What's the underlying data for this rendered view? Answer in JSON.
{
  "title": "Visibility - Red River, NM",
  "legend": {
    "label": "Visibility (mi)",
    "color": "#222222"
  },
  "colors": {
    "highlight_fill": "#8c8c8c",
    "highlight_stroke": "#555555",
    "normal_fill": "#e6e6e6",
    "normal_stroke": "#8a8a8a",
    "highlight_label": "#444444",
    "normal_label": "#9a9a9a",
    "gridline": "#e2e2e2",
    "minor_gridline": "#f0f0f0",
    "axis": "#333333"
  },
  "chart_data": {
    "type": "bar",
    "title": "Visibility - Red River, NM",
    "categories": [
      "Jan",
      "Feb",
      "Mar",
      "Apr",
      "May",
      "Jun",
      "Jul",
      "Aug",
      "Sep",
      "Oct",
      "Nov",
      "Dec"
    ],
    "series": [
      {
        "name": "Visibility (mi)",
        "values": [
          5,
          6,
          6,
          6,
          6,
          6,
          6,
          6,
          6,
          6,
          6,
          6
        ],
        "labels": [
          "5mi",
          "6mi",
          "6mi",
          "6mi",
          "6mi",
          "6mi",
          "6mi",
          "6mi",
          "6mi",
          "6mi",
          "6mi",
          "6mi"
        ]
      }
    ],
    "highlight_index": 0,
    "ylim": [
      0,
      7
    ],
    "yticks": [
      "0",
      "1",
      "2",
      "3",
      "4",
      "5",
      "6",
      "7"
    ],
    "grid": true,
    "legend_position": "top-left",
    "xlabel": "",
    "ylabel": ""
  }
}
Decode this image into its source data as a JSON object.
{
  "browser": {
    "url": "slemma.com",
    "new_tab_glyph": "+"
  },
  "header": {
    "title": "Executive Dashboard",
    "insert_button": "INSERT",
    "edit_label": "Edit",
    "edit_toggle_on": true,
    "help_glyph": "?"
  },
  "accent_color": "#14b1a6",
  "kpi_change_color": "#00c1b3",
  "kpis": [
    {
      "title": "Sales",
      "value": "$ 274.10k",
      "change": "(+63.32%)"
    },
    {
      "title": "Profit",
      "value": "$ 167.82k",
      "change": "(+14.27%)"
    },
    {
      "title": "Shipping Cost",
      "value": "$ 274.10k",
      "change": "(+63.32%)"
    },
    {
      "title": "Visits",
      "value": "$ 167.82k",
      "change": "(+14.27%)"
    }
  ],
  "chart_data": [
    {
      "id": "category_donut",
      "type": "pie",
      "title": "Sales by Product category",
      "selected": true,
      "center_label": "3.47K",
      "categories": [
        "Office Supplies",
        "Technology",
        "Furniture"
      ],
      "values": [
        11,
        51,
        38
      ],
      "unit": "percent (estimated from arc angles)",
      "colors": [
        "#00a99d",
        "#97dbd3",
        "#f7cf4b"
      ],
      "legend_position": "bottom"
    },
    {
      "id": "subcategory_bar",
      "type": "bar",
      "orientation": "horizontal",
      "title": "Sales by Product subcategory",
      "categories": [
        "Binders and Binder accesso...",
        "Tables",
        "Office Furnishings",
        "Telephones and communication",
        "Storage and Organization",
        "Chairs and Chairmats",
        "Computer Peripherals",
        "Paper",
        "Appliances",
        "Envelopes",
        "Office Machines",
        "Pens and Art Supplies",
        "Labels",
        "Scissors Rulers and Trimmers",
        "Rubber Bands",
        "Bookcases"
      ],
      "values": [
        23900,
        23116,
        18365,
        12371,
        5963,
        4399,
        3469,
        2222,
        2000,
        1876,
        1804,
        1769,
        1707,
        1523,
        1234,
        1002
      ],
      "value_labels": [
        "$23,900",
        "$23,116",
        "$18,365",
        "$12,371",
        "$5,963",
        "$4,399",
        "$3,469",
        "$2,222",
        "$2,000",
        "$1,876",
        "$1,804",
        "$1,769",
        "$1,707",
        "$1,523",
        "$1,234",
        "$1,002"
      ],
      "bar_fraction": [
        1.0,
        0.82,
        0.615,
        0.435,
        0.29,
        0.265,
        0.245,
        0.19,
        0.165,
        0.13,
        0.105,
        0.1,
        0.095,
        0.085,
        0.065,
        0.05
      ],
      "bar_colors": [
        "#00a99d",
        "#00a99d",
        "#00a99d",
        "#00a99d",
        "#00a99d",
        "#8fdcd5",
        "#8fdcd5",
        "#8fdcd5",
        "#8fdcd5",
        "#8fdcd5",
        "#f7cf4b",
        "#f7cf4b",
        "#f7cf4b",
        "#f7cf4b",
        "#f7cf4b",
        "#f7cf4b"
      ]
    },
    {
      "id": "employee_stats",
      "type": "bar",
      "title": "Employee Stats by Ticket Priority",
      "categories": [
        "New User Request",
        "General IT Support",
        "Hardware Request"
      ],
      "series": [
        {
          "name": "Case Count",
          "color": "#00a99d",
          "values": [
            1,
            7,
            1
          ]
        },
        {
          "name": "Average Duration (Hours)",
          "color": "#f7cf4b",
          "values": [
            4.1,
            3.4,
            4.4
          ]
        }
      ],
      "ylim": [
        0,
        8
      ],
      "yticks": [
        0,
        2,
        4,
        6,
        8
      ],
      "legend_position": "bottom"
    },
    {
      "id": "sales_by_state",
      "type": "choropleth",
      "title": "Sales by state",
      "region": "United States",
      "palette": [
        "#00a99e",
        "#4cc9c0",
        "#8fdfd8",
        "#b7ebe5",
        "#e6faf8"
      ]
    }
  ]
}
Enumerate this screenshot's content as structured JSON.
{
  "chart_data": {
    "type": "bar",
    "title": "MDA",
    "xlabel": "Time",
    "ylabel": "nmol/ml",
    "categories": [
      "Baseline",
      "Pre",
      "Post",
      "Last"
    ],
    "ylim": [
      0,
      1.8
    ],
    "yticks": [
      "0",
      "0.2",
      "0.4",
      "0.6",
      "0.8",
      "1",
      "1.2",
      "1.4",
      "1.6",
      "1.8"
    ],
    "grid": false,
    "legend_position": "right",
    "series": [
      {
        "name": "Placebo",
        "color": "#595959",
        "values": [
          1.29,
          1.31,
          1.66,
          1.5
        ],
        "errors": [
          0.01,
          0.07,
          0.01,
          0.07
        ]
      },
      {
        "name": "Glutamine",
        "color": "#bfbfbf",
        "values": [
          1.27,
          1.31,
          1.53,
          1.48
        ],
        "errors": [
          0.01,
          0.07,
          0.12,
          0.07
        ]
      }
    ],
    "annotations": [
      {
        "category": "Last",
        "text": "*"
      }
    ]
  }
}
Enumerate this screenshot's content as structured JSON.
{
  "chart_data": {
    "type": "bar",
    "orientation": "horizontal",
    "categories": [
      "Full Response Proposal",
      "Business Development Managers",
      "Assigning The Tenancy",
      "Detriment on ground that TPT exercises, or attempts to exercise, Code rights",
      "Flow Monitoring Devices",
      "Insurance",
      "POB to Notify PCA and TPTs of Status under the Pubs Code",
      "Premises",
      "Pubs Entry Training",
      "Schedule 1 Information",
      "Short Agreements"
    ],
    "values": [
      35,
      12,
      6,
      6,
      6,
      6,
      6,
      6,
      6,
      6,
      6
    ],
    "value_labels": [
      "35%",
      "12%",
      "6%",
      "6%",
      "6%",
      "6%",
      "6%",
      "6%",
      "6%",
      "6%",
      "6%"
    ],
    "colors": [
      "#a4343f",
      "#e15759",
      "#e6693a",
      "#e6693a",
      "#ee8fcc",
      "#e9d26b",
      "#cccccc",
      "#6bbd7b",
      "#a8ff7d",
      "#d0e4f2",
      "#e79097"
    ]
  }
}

☆ ☆ ☆ ☆

Given problem
In the listing above, locate each line with "orientation" and copy it.

The answer
      "orientation": "horizontal",
    "orientation": "horizontal",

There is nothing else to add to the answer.